Given problem - List all the lines in these records that hold "vuông".

---

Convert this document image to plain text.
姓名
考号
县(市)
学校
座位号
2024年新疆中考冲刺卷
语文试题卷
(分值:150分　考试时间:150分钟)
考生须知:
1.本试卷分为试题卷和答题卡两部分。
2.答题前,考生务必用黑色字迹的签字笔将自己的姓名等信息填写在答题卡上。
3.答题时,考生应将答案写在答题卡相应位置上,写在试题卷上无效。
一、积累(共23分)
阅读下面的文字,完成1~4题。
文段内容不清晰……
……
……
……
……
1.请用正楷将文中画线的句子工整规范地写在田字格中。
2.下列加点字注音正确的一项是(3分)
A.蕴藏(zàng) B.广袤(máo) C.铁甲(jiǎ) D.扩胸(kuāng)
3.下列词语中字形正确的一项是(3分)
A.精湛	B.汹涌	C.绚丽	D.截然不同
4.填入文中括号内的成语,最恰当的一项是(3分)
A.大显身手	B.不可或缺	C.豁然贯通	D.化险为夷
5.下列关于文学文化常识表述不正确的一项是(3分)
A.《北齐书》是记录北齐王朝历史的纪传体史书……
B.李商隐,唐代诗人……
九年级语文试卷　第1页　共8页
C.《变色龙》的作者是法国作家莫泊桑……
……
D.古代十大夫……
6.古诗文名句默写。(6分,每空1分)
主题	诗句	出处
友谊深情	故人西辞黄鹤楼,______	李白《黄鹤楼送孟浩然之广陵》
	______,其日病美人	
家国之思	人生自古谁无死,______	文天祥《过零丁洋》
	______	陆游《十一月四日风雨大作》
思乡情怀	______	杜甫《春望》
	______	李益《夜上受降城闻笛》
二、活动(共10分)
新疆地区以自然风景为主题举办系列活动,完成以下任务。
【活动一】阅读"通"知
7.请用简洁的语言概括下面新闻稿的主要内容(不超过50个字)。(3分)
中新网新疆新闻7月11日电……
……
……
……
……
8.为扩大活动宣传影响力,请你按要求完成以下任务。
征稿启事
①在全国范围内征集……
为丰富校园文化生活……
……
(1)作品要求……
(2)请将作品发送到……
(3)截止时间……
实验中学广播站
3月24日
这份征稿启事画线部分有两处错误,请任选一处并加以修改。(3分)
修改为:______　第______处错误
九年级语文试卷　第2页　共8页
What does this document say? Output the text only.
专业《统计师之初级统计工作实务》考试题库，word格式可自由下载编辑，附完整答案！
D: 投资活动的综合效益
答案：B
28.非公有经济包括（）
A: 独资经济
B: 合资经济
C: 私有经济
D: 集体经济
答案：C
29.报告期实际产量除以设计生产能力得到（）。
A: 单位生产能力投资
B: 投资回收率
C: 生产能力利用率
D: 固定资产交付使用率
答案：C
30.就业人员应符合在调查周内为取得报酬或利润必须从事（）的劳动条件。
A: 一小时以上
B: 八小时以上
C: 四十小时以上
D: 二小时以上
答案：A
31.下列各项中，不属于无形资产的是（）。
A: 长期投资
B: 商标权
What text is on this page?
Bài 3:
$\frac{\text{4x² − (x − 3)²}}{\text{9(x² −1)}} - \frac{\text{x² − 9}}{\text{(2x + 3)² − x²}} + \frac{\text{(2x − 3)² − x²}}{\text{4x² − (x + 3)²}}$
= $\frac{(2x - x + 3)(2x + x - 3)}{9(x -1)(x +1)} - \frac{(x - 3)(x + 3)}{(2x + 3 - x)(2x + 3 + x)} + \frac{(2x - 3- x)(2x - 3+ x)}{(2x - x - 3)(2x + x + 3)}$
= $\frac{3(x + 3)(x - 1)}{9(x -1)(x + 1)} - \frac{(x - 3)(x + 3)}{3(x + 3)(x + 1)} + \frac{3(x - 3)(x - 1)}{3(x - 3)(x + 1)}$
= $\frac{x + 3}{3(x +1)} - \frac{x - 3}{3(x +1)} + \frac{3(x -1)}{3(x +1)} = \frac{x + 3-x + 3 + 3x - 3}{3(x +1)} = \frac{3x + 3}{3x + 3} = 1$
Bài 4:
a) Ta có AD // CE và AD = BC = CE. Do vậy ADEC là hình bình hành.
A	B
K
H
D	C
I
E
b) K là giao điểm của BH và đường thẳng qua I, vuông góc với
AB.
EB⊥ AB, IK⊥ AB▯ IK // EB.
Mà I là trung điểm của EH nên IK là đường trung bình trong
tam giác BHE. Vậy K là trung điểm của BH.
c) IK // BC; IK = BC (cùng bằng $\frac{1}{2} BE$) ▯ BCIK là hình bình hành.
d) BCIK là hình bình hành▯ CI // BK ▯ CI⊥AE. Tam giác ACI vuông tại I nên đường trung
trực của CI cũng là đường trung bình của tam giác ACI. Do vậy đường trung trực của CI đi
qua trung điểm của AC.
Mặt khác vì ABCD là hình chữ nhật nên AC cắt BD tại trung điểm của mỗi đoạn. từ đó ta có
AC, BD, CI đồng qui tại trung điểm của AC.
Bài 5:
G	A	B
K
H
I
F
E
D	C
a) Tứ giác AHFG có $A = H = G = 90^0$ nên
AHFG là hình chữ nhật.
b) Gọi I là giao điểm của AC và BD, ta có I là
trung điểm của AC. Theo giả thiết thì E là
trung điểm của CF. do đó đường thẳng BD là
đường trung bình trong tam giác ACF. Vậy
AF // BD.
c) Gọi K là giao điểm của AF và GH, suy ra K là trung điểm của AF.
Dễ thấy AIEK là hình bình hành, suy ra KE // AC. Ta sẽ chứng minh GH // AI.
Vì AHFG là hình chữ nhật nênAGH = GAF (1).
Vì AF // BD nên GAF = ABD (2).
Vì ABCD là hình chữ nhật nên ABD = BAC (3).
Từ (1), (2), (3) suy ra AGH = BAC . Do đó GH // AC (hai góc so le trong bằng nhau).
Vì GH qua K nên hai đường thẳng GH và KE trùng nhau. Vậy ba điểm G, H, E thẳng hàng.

---

Solution to the problem -
b) K là giao điểm của BH và đường thẳng qua I, vuông góc với
d) BCIK là hình bình hành▯ CI // BK ▯ CI⊥AE. Tam giác ACI vuông tại I nên đường trung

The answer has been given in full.